— start Provided material —

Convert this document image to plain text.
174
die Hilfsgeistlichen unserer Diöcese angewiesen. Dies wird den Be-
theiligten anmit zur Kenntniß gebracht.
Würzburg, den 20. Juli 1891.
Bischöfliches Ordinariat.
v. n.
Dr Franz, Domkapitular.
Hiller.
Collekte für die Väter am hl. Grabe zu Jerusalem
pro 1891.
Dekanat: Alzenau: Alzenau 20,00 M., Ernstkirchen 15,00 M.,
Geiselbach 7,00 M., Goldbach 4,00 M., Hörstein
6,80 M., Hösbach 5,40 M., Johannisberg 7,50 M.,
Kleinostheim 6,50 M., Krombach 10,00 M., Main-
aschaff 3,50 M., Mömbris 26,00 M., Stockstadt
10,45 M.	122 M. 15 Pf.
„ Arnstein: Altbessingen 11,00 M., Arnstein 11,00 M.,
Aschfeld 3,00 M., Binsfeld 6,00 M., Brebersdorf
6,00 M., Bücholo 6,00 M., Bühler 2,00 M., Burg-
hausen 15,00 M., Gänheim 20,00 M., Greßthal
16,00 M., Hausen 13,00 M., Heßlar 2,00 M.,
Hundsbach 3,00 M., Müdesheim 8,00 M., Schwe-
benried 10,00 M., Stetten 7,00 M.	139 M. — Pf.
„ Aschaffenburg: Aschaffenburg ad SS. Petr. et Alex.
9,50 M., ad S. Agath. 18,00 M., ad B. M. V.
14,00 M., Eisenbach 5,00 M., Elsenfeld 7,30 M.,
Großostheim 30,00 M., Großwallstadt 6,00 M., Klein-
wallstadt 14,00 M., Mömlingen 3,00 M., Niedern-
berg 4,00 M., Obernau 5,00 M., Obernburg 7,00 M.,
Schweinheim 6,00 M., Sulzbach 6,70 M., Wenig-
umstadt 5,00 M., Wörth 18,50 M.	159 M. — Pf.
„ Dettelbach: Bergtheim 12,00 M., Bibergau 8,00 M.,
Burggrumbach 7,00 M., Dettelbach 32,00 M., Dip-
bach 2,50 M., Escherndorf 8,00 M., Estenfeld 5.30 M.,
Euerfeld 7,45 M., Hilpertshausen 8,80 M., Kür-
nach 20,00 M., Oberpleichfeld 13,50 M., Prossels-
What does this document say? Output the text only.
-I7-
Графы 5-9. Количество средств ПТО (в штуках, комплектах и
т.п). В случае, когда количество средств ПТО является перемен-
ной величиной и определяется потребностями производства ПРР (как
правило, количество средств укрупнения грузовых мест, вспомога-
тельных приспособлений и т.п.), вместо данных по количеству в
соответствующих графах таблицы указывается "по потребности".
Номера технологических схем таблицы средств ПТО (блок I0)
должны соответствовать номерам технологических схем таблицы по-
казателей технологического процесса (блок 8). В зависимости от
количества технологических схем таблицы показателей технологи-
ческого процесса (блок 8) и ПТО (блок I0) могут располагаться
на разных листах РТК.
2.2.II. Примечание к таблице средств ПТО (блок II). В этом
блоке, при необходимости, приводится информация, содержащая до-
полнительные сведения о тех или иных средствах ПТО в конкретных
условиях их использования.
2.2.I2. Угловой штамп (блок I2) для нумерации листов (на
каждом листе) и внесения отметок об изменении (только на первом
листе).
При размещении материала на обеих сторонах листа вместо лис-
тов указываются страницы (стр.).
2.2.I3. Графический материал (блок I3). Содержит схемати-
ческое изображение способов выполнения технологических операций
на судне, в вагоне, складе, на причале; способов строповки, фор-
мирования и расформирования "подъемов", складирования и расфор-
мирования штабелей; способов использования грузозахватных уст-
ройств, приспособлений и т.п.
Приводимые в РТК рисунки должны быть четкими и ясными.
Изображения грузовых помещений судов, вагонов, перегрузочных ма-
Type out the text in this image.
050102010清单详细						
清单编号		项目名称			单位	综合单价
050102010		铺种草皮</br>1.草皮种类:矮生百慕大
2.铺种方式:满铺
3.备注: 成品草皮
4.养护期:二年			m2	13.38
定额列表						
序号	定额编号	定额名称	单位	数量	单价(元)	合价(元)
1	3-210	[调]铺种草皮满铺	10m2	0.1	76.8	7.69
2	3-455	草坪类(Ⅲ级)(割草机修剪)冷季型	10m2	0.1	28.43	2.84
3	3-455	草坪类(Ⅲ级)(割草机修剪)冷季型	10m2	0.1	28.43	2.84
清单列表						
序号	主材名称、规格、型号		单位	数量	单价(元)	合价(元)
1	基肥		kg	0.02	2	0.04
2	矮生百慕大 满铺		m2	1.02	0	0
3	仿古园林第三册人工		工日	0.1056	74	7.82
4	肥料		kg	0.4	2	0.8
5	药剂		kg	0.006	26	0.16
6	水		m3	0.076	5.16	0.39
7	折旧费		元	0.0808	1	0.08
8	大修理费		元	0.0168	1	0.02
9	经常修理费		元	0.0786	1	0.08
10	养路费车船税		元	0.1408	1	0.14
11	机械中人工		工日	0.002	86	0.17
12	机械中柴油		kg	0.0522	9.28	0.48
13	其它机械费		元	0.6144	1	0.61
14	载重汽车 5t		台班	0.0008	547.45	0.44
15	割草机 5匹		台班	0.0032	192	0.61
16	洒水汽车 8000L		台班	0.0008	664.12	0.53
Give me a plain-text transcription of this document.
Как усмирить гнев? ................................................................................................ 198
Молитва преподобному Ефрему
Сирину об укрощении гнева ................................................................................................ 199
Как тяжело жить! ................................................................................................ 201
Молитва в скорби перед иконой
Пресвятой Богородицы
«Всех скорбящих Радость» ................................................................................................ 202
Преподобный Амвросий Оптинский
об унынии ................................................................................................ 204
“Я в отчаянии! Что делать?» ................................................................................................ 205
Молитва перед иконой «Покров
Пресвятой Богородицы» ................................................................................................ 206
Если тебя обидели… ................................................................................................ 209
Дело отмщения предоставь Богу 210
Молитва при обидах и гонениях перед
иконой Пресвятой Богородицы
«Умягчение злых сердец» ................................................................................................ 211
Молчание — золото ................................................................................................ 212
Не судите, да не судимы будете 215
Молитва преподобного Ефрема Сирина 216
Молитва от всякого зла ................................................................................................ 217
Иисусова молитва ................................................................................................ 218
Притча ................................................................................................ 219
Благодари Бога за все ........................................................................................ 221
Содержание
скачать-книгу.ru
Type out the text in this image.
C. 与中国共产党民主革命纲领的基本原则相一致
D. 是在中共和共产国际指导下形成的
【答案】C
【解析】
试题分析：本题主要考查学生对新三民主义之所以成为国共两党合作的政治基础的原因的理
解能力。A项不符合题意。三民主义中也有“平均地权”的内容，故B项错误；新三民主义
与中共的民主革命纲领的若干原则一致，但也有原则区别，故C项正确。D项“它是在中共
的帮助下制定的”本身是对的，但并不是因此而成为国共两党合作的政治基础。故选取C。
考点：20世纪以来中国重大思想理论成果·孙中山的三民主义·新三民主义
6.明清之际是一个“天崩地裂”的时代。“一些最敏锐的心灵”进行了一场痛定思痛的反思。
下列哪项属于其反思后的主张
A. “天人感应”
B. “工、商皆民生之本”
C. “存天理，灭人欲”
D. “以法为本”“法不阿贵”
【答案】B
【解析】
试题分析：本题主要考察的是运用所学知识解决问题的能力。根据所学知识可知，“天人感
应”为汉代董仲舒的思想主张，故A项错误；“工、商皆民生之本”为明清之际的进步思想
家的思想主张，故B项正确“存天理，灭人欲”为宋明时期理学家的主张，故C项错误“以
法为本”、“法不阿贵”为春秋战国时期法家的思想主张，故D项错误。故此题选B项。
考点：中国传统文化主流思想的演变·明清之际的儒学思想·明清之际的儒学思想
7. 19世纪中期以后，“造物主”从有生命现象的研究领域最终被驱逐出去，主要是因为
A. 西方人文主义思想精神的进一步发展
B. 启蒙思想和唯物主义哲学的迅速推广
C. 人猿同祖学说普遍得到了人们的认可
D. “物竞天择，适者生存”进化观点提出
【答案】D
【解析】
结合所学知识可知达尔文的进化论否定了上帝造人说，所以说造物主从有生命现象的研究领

— end Provided material —

> Work required: Check each line above for the string "технологических" and report how many lines have it, giving only the number.

> Solution below: 4